WHAT YOU NEED TO DO: The exercise asks you to copy every line below in which "icon" appears.

ROWS:
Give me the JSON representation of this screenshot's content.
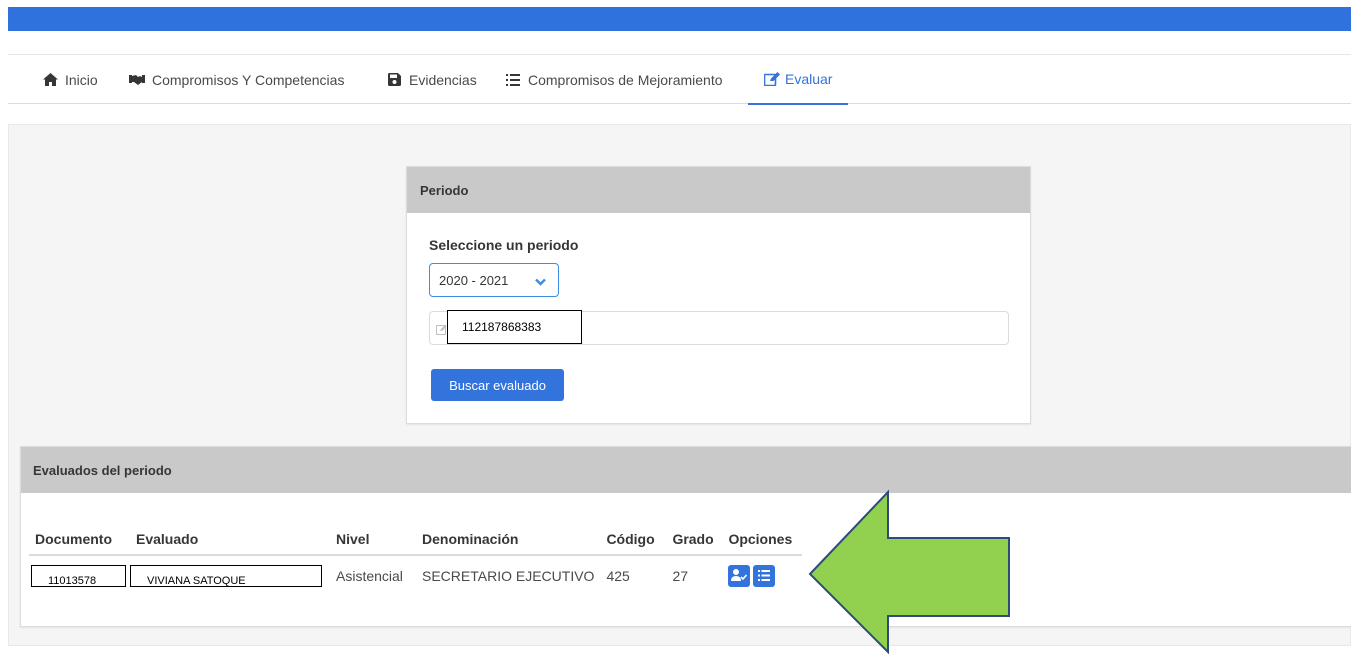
{
  "colors": {
    "topbar": "#2f72dd",
    "accent": "#3273dc",
    "panel_header": "#c9c9c9",
    "arrow_fill": "#92d050",
    "arrow_stroke": "#2f4b7c"
  },
  "nav": {
    "tabs": [
      {
        "label": "Inicio",
        "icon": "home-icon"
      },
      {
        "label": "Compromisos Y Competencias",
        "icon": "handshake-icon"
      },
      {
        "label": "Evidencias",
        "icon": "save-icon"
      },
      {
        "label": "Compromisos de Mejoramiento",
        "icon": "list-icon"
      },
      {
        "label": "Evaluar",
        "icon": "edit-icon",
        "active": true
      }
    ]
  },
  "periodo": {
    "title": "Periodo",
    "select_label": "Seleccione un periodo",
    "selected": "2020 - 2021",
    "search_value": "112187868383",
    "search_button": "Buscar evaluado"
  },
  "evaluados": {
    "title": "Evaluados del periodo",
    "columns": [
      "Documento",
      "Evaluado",
      "Nivel",
      "Denominación",
      "Código",
      "Grado",
      "Opciones"
    ],
    "rows": [
      {
        "documento": "11013578",
        "evaluado": "VIVIANA SATOQUE",
        "nivel": "Asistencial",
        "denominacion": "SECRETARIO EJECUTIVO",
        "codigo": "425",
        "grado": "27",
        "opciones": [
          "evaluate-user-icon",
          "list-icon"
        ]
      }
    ]
  }
}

FINISHED ANSWER:
        "icon": "home-icon"
        "icon": "handshake-icon"
        "icon": "save-icon"
        "icon": "list-icon"
        "icon": "edit-icon",
          "evaluate-user-icon",
          "list-icon"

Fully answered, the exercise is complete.